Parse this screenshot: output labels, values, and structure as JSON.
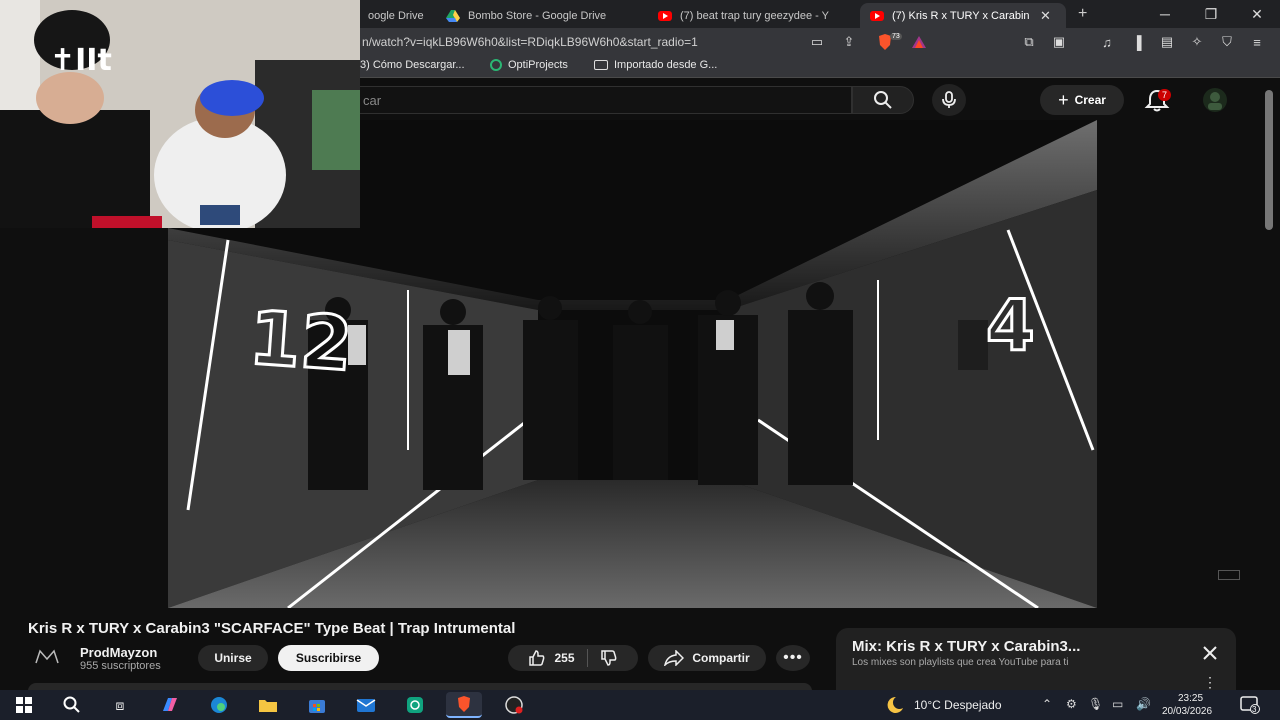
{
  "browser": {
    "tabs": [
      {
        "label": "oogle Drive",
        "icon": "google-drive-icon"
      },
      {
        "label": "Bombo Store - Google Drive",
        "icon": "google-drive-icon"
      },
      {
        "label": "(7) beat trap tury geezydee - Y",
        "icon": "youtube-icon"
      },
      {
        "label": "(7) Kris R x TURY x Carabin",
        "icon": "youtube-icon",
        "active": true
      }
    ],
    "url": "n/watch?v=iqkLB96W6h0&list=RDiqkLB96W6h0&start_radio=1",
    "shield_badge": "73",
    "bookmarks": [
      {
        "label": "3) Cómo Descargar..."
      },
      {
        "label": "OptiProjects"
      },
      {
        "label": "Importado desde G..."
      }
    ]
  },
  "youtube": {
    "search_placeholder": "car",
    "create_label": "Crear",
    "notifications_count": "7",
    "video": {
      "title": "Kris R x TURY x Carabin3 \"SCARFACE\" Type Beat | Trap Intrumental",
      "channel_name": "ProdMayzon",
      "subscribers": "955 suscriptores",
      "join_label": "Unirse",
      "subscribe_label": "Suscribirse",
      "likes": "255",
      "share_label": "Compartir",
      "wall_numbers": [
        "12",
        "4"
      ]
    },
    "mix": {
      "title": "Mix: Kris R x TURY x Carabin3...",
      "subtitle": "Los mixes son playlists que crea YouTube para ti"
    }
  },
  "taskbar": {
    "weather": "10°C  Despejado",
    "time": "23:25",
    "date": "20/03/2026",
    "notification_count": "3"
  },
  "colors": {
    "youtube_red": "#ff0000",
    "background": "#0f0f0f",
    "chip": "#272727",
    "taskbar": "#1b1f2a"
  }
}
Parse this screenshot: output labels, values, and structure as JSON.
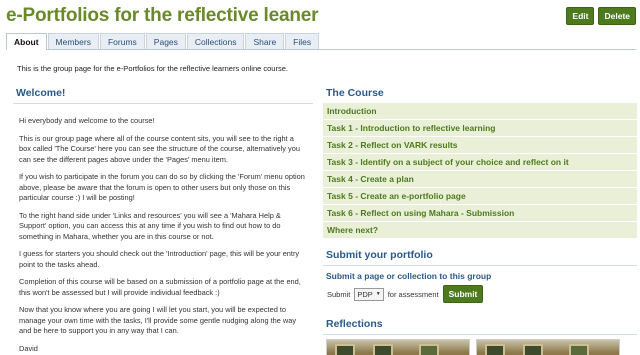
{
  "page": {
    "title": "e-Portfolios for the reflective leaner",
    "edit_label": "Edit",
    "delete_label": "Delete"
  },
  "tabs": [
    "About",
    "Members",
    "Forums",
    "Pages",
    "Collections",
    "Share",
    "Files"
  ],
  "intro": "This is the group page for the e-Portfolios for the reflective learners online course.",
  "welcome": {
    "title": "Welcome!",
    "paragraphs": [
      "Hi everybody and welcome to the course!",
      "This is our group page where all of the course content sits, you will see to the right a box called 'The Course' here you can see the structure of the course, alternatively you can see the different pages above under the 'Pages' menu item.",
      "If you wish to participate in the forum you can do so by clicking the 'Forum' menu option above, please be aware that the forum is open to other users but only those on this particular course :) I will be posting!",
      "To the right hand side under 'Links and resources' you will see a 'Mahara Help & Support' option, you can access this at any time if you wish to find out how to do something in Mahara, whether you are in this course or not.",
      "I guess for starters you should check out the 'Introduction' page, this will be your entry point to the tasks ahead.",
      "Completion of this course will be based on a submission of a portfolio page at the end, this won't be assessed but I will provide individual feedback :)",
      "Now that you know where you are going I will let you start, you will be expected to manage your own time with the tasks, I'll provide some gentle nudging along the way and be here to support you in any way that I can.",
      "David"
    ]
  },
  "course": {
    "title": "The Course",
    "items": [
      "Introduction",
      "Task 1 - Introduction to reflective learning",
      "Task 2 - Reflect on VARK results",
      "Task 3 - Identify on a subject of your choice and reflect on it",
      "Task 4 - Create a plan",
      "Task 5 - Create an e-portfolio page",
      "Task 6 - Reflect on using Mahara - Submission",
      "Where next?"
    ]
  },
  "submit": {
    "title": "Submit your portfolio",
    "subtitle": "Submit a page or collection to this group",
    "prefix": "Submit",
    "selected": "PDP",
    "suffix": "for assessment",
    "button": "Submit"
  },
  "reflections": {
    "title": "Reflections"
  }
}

- AIM:
Repeat the material exactly as it reads, without any of its pictures.

- THE SOLUTION:
Parse this screenshot: output labels, values, and structure as JSON.
{
  "browser": {
    "tabs": [
      {
        "label": "oogle Drive",
        "icon": "google-drive-icon"
      },
      {
        "label": "Bombo Store - Google Drive",
        "icon": "google-drive-icon"
      },
      {
        "label": "(7) beat trap tury geezydee - Y",
        "icon": "youtube-icon"
      },
      {
        "label": "(7) Kris R x TURY x Carabin",
        "icon": "youtube-icon",
        "active": true
      }
    ],
    "url": "n/watch?v=iqkLB96W6h0&list=RDiqkLB96W6h0&start_radio=1",
    "shield_badge": "73",
    "bookmarks": [
      {
        "label": "3) Cómo Descargar..."
      },
      {
        "label": "OptiProjects"
      },
      {
        "label": "Importado desde G..."
      }
    ]
  },
  "youtube": {
    "search_placeholder": "car",
    "create_label": "Crear",
    "notifications_count": "7",
    "video": {
      "title": "Kris R x TURY x Carabin3 \"SCARFACE\" Type Beat | Trap Intrumental",
      "channel_name": "ProdMayzon",
      "subscribers": "955 suscriptores",
      "join_label": "Unirse",
      "subscribe_label": "Suscribirse",
      "likes": "255",
      "share_label": "Compartir",
      "wall_numbers": [
        "12",
        "4"
      ]
    },
    "mix": {
      "title": "Mix: Kris R x TURY x Carabin3...",
      "subtitle": "Los mixes son playlists que crea YouTube para ti"
    }
  },
  "taskbar": {
    "weather": "10°C  Despejado",
    "time": "23:25",
    "date": "20/03/2026",
    "notification_count": "3"
  },
  "colors": {
    "youtube_red": "#ff0000",
    "background": "#0f0f0f",
    "chip": "#272727",
    "taskbar": "#1b1f2a"
  }
}
Parse this screenshot: output labels, values, and structure as JSON.
{
  "page": {
    "title": "e-Portfolios for the reflective leaner",
    "edit_label": "Edit",
    "delete_label": "Delete"
  },
  "tabs": [
    "About",
    "Members",
    "Forums",
    "Pages",
    "Collections",
    "Share",
    "Files"
  ],
  "intro": "This is the group page for the e-Portfolios for the reflective learners online course.",
  "welcome": {
    "title": "Welcome!",
    "paragraphs": [
      "Hi everybody and welcome to the course!",
      "This is our group page where all of the course content sits, you will see to the right a box called 'The Course' here you can see the structure of the course, alternatively you can see the different pages above under the 'Pages' menu item.",
      "If you wish to participate in the forum you can do so by clicking the 'Forum' menu option above, please be aware that the forum is open to other users but only those on this particular course :) I will be posting!",
      "To the right hand side under 'Links and resources' you will see a 'Mahara Help & Support' option, you can access this at any time if you wish to find out how to do something in Mahara, whether you are in this course or not.",
      "I guess for starters you should check out the 'Introduction' page, this will be your entry point to the tasks ahead.",
      "Completion of this course will be based on a submission of a portfolio page at the end, this won't be assessed but I will provide individual feedback :)",
      "Now that you know where you are going I will let you start, you will be expected to manage your own time with the tasks, I'll provide some gentle nudging along the way and be here to support you in any way that I can.",
      "David"
    ]
  },
  "course": {
    "title": "The Course",
    "items": [
      "Introduction",
      "Task 1 - Introduction to reflective learning",
      "Task 2 - Reflect on VARK results",
      "Task 3 - Identify on a subject of your choice and reflect on it",
      "Task 4 - Create a plan",
      "Task 5 - Create an e-portfolio page",
      "Task 6 - Reflect on using Mahara - Submission",
      "Where next?"
    ]
  },
  "submit": {
    "title": "Submit your portfolio",
    "subtitle": "Submit a page or collection to this group",
    "prefix": "Submit",
    "selected": "PDP",
    "suffix": "for assessment",
    "button": "Submit"
  },
  "reflections": {
    "title": "Reflections"
  }
}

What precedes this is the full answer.